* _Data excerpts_
===============
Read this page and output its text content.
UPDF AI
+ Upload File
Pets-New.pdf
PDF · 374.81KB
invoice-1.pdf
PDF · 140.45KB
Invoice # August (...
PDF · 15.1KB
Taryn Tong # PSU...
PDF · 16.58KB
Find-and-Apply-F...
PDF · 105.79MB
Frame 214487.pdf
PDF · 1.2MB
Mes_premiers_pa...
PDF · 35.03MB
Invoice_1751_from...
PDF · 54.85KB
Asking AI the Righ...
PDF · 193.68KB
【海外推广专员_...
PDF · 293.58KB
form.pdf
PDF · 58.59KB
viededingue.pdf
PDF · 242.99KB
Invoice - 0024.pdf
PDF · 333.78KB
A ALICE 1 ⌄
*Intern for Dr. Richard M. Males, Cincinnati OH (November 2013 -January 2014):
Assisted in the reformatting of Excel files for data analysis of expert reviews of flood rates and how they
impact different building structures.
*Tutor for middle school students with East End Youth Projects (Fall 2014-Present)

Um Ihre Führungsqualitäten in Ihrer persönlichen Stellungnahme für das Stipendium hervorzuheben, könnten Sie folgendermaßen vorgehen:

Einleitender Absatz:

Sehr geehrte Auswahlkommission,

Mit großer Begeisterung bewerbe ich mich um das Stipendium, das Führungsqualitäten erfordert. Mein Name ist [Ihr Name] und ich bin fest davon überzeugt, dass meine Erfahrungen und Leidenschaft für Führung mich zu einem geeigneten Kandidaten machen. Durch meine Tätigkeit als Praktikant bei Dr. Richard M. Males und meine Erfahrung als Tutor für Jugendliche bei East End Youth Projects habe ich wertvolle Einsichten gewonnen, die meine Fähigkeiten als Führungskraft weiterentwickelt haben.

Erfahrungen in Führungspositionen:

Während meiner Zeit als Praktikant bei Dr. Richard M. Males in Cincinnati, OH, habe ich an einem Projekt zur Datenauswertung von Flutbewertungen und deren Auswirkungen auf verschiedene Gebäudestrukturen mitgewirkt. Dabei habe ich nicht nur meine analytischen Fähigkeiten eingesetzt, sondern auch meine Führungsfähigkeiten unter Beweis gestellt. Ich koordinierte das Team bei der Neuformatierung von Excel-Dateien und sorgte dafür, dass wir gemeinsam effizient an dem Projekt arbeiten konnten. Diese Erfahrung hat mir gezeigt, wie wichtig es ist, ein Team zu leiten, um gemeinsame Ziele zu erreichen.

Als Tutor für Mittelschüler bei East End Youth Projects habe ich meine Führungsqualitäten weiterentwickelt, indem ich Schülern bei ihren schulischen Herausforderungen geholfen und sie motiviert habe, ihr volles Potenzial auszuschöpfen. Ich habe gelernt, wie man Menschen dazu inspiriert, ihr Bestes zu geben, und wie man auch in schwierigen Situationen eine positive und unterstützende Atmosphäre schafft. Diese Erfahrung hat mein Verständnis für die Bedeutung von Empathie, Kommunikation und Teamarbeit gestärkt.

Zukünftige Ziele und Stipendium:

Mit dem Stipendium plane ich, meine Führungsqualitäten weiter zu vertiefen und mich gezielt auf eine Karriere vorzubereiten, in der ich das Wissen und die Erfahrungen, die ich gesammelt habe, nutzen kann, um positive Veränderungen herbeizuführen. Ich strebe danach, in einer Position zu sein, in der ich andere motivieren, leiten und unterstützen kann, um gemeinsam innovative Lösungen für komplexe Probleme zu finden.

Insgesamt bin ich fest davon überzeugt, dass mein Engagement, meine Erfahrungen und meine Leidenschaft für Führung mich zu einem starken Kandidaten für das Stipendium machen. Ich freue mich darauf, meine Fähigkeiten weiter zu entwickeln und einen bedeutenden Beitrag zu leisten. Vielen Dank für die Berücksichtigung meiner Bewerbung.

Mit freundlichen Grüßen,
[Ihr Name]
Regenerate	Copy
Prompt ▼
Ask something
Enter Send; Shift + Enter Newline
===============
* _PROBLEM DETAILS_
From the listing, copy each line containing the word "Projects".

* _SOLUTION TO THIS EXERCISE_
*Tutor for middle school students with East End Youth Projects (Fall 2014-Present)
Mit großer Begeisterung bewerbe ich mich um das Stipendium, das Führungsqualitäten erfordert. Mein Name ist [Ihr Name] und ich bin fest davon überzeugt, dass meine Erfahrungen und Leidenschaft für Führung mich zu einem geeigneten Kandidaten machen. Durch meine Tätigkeit als Praktikant bei Dr. Richard M. Males und meine Erfahrung als Tutor für Jugendliche bei East End Youth Projects habe ich wertvolle Einsichten gewonnen, die meine Fähigkeiten als Führungskraft weiterentwickelt haben.
Als Tutor für Mittelschüler bei East End Youth Projects habe ich meine Führungsqualitäten weiterentwickelt, indem ich Schülern bei ihren schulischen Herausforderungen geholfen und sie motiviert habe, ihr volles Potenzial auszuschöpfen. Ich habe gelernt, wie man Menschen dazu inspiriert, ihr Bestes zu geben, und wie man auch in schwierigen Situationen eine positive und unterstützende Atmosphäre schafft. Diese Erfahrung hat mein Verständnis für die Bedeutung von Empathie, Kommunikation und Teamarbeit gestärkt.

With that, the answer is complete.